• **Task to carry out**
Copy out each line of the material below that holds the string "points".

• **Excerpted records**
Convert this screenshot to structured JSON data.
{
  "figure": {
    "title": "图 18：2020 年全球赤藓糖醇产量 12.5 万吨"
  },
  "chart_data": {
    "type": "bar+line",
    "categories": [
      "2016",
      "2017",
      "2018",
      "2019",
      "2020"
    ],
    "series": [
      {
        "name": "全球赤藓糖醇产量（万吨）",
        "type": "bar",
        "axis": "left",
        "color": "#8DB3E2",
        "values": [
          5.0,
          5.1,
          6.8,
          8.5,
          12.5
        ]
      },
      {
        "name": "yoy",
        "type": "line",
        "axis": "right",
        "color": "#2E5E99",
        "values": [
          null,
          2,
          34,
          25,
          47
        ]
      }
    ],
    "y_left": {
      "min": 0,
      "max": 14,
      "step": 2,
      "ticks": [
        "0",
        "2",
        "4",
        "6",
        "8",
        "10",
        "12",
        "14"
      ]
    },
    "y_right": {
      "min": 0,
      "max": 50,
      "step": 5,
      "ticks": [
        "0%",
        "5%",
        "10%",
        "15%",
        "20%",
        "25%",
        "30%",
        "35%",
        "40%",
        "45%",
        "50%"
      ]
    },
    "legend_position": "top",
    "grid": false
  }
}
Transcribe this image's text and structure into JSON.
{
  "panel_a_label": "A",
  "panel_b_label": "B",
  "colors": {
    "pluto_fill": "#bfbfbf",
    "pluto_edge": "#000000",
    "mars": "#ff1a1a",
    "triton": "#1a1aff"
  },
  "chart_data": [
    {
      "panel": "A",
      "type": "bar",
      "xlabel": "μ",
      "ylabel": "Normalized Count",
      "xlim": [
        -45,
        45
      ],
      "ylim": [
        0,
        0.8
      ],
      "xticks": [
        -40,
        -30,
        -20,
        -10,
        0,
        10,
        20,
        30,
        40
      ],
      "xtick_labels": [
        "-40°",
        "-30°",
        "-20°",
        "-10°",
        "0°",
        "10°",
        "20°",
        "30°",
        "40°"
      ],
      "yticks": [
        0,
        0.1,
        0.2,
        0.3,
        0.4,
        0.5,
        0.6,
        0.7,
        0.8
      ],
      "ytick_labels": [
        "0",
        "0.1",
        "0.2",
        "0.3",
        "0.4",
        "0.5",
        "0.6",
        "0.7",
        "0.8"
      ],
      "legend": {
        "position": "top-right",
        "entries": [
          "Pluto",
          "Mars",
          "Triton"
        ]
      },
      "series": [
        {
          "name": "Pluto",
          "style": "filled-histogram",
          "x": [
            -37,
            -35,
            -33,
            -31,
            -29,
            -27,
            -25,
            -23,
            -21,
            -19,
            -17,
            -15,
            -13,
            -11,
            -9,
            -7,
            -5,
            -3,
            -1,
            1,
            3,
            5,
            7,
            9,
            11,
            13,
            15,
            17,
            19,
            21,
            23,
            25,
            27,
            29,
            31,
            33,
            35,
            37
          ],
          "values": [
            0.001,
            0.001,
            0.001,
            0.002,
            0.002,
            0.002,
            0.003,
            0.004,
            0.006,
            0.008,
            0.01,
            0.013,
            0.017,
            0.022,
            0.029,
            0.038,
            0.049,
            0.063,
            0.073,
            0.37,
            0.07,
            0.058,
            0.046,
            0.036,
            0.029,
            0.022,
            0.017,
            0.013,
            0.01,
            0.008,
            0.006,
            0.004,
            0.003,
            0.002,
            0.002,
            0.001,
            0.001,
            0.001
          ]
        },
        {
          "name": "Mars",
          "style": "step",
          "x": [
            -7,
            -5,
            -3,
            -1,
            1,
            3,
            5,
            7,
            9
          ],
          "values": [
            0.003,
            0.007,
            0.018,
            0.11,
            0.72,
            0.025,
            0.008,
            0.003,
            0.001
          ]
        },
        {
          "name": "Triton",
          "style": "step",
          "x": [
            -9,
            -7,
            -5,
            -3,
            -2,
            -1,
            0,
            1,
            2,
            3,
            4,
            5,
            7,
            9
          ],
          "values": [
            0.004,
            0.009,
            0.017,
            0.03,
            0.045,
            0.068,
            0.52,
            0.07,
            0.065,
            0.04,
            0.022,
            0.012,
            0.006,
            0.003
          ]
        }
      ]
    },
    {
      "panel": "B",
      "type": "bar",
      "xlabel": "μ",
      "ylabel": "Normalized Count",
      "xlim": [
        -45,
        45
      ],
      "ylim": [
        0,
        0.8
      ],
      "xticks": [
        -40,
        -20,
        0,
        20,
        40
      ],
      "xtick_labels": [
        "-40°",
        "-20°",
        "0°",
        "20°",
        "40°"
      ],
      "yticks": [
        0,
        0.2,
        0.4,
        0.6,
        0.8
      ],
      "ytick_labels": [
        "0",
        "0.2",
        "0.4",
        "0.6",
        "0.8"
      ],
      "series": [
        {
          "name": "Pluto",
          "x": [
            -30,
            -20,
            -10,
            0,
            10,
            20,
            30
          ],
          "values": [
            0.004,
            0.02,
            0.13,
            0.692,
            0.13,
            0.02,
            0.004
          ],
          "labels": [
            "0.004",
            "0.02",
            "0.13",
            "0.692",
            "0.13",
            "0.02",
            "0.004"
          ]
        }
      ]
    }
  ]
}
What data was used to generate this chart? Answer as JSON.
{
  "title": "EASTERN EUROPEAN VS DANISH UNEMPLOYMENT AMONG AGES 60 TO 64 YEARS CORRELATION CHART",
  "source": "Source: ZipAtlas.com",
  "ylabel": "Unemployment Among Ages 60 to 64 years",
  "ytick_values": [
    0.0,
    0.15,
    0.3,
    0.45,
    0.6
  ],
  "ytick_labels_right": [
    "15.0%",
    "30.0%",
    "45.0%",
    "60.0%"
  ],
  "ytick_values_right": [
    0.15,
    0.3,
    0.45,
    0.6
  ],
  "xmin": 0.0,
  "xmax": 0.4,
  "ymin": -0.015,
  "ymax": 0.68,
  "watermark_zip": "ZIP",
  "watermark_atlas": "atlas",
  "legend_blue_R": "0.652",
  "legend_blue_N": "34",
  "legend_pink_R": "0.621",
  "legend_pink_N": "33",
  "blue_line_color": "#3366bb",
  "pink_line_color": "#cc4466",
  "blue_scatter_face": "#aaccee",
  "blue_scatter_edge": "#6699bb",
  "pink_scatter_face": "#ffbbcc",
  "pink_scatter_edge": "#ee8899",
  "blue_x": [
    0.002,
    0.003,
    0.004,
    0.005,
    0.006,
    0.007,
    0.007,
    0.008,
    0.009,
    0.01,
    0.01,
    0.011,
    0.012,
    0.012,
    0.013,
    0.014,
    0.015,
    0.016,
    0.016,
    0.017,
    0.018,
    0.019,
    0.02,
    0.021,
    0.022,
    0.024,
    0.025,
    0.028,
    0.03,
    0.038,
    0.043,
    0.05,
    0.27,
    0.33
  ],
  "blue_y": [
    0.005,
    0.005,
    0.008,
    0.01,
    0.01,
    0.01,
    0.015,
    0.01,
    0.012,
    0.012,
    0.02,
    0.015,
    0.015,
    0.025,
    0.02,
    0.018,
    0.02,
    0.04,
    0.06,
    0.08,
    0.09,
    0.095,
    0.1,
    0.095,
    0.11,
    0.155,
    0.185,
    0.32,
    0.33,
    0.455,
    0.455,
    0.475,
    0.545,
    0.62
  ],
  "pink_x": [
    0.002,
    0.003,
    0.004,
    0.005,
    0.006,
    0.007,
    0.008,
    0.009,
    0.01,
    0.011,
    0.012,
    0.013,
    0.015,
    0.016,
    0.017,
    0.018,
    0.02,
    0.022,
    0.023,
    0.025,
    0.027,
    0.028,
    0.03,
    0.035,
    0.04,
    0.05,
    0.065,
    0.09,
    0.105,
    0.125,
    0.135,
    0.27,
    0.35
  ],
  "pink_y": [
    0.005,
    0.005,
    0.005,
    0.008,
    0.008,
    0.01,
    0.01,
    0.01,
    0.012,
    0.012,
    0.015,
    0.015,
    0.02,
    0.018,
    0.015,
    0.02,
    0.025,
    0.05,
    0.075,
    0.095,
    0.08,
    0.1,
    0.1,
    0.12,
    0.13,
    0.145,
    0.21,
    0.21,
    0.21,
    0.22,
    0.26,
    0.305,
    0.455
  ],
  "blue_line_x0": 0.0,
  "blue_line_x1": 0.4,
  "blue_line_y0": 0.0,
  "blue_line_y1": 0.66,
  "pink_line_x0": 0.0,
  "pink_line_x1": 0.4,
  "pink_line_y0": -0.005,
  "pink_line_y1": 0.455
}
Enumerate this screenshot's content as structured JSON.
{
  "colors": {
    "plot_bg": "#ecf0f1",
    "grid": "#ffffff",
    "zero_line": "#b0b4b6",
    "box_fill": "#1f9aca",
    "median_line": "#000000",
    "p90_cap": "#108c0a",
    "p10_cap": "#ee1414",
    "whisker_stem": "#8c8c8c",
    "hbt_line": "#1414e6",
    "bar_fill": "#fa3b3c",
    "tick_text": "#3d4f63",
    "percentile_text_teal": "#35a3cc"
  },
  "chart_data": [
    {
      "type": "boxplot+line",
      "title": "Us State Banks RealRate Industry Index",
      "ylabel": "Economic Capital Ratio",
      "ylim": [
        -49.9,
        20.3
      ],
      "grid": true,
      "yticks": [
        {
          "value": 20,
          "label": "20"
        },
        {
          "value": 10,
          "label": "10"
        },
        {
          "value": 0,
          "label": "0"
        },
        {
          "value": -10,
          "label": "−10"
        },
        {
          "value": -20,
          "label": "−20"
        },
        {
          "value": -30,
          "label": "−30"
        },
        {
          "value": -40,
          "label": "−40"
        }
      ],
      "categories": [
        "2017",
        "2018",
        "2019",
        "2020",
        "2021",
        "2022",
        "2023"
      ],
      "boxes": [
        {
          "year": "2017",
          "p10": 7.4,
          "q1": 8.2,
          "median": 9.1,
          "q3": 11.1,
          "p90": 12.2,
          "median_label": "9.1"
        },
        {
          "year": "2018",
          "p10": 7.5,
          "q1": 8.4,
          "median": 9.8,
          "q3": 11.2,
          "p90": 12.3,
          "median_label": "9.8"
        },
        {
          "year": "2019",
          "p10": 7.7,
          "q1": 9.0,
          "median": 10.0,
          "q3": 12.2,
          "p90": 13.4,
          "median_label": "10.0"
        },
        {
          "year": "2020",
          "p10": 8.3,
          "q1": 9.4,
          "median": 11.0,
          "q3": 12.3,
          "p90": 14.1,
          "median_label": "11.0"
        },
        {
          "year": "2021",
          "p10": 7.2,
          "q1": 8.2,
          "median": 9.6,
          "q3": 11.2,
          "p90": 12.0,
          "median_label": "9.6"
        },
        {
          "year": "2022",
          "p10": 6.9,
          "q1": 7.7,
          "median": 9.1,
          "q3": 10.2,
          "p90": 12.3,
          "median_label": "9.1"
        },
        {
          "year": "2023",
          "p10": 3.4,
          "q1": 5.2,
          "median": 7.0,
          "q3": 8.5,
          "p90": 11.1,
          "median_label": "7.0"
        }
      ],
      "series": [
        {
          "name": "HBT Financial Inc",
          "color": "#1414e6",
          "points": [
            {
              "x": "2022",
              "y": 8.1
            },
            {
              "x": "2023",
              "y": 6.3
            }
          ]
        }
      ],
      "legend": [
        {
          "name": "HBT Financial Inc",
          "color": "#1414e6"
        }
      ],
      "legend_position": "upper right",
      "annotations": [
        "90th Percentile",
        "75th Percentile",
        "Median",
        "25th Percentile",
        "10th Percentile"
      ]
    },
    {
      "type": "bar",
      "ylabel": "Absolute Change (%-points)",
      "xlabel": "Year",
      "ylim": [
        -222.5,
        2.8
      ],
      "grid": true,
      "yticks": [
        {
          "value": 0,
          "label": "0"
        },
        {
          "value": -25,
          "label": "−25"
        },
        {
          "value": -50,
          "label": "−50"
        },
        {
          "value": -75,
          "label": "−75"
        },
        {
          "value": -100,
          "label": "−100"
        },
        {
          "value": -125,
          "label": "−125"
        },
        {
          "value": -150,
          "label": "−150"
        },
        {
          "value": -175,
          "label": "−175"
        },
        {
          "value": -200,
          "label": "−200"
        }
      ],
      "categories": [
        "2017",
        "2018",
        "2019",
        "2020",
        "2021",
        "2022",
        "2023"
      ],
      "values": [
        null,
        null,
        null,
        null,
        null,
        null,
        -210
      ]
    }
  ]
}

• **Finished task**
          "points": [
      "ylabel": "Absolute Change (%-points)",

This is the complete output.